▶ _Given problem_:
Locate the word "Sensitivity" in the material, then show every line that holds it.

● ● ● ● ●

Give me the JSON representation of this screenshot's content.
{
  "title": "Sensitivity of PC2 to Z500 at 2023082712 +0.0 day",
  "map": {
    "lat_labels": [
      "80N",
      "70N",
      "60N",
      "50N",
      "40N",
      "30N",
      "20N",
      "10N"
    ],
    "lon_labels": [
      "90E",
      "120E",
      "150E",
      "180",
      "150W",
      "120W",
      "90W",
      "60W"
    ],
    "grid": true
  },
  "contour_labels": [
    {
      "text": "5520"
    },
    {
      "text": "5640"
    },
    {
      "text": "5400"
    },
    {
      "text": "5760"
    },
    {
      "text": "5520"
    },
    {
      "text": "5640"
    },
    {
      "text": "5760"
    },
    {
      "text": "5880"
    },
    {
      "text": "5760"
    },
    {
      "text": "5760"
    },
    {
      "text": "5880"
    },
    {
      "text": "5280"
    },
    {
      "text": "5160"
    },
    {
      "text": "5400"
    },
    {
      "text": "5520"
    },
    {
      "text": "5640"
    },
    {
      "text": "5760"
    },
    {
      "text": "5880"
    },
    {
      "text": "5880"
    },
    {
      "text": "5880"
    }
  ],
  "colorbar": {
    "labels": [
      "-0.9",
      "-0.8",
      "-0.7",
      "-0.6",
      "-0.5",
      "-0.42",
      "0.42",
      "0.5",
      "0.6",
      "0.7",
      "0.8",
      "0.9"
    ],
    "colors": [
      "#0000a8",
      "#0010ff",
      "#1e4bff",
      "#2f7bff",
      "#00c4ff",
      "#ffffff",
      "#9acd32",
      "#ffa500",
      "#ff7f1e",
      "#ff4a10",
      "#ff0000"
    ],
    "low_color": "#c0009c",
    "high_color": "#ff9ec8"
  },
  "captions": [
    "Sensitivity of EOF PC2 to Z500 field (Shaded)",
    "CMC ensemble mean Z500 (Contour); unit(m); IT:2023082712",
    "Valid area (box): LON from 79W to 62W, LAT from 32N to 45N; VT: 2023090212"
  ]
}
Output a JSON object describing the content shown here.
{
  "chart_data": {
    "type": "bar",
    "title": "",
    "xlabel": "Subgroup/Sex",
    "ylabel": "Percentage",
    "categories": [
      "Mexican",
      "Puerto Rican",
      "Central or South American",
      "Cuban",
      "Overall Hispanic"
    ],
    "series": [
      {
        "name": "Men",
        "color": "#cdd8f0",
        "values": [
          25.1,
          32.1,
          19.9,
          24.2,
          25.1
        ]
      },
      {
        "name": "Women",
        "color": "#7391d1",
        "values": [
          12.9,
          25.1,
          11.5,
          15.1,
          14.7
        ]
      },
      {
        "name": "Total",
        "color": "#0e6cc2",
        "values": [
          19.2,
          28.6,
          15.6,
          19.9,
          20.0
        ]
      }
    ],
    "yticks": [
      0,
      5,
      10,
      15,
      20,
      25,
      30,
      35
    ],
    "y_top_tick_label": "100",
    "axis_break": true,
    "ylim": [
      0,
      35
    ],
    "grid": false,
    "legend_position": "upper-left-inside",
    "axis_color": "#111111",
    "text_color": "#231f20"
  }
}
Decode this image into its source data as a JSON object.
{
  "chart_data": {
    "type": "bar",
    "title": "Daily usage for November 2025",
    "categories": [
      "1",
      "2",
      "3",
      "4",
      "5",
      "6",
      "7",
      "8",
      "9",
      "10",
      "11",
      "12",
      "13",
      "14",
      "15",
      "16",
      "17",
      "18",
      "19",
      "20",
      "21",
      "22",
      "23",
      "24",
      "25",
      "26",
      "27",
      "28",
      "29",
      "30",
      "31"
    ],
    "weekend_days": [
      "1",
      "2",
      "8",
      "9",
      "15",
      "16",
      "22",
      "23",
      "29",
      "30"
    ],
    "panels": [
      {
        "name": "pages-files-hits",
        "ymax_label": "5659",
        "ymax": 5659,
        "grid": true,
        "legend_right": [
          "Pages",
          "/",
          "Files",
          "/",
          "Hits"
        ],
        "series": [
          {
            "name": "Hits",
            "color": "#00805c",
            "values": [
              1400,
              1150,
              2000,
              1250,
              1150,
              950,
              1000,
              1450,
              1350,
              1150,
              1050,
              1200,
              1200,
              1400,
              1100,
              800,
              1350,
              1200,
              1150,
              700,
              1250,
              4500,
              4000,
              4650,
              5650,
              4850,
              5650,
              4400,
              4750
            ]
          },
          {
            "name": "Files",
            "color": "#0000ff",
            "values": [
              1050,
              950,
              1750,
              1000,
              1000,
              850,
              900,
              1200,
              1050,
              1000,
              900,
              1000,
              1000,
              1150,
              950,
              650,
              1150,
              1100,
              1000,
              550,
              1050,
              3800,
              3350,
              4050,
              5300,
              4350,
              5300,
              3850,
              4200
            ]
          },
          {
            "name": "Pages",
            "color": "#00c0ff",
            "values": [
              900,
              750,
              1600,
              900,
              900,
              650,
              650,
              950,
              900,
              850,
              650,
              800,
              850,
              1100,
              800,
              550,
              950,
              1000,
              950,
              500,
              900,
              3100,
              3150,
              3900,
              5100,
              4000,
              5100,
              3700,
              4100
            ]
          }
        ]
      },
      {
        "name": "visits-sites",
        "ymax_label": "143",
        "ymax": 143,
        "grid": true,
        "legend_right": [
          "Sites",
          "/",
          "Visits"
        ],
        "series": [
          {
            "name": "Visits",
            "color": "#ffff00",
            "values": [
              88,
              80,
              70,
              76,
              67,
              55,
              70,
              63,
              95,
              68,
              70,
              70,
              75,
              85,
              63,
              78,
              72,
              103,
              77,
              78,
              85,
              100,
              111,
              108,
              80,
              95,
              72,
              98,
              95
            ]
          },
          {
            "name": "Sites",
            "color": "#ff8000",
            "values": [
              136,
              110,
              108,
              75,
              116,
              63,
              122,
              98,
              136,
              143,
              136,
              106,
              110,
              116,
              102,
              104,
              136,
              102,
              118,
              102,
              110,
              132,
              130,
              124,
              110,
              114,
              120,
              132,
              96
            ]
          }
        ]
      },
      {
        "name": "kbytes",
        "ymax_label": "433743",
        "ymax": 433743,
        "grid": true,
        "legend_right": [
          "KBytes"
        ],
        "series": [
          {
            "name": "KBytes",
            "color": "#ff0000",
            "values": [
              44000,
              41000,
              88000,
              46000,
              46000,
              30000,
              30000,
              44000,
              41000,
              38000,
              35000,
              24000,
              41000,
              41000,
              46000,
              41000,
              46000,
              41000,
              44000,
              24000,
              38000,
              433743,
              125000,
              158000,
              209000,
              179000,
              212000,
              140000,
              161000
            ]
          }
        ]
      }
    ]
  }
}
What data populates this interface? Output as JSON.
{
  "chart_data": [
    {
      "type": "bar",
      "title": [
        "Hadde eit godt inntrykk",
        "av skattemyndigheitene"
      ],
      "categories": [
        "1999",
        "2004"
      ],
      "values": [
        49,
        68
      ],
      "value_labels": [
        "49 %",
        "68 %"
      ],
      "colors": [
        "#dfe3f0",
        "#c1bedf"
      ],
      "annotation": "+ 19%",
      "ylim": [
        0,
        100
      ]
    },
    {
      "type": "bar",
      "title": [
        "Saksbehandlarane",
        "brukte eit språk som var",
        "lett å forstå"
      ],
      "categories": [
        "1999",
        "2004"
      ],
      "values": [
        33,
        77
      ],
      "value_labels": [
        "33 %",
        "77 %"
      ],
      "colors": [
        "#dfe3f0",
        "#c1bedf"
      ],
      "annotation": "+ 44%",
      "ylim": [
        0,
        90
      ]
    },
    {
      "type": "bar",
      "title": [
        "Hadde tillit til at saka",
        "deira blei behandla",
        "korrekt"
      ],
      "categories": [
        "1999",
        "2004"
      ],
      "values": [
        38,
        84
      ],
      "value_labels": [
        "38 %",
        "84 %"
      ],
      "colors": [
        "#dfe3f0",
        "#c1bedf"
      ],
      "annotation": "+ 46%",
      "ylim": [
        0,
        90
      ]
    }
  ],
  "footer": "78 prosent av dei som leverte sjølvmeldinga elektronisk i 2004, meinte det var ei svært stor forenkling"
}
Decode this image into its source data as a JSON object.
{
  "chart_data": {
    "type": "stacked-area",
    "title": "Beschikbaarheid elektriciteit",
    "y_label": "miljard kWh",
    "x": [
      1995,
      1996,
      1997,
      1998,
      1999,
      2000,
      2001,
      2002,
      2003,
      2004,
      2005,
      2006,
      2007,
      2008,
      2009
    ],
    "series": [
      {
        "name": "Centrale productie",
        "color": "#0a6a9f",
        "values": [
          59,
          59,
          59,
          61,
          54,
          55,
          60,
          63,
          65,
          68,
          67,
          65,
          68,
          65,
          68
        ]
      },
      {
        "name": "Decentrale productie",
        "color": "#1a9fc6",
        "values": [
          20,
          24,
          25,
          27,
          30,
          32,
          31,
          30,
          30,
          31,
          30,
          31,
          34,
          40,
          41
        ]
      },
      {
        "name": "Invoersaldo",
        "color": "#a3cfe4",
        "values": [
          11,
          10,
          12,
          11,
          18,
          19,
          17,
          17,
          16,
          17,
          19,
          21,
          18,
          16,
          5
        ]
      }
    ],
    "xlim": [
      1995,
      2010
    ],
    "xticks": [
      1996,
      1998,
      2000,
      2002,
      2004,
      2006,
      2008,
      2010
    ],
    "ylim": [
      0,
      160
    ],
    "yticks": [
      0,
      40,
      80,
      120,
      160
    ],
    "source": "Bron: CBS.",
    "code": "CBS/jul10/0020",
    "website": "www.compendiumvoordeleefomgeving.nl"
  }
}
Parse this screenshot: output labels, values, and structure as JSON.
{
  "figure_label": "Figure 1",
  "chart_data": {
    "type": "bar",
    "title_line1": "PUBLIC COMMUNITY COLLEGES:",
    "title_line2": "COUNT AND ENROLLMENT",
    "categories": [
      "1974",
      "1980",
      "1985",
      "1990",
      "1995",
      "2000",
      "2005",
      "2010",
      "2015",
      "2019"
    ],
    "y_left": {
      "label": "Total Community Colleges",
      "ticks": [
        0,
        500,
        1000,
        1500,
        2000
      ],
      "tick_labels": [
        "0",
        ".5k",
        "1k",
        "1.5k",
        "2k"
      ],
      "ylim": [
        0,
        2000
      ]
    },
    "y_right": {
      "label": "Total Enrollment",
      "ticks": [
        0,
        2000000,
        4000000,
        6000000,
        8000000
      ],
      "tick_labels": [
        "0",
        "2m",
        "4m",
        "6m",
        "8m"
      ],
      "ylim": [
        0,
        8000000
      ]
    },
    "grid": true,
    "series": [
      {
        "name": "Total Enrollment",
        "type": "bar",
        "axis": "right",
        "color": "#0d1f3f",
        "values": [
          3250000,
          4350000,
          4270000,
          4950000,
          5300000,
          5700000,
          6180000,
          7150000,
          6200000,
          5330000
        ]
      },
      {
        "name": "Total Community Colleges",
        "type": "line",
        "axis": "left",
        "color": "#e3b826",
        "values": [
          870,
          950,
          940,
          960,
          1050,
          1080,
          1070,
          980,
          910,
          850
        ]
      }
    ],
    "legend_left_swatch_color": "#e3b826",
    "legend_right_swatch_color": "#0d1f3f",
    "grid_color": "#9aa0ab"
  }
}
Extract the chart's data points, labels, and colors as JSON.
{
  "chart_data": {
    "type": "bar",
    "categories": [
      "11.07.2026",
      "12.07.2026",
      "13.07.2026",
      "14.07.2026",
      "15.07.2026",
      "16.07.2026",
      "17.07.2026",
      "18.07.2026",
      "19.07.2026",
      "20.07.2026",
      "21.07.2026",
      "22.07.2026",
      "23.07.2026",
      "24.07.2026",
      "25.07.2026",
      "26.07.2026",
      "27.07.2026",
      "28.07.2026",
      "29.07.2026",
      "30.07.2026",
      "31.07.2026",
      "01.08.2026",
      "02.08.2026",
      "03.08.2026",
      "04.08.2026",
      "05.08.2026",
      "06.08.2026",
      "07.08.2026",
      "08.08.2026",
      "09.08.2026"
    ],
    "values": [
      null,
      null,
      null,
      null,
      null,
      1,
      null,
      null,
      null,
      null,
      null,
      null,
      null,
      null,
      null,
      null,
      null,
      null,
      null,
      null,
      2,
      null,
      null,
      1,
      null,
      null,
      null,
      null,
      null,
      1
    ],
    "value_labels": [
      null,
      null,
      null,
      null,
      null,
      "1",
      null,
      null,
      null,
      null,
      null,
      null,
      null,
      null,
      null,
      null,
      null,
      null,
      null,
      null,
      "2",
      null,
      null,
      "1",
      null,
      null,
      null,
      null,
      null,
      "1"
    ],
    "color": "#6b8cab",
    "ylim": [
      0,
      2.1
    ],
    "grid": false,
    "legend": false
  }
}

● ● ● ● ●

▶ _Solution_:
  "title": "Sensitivity of PC2 to Z500 at 2023082712 +0.0 day",
    "Sensitivity of EOF PC2 to Z500 field (Shaded)",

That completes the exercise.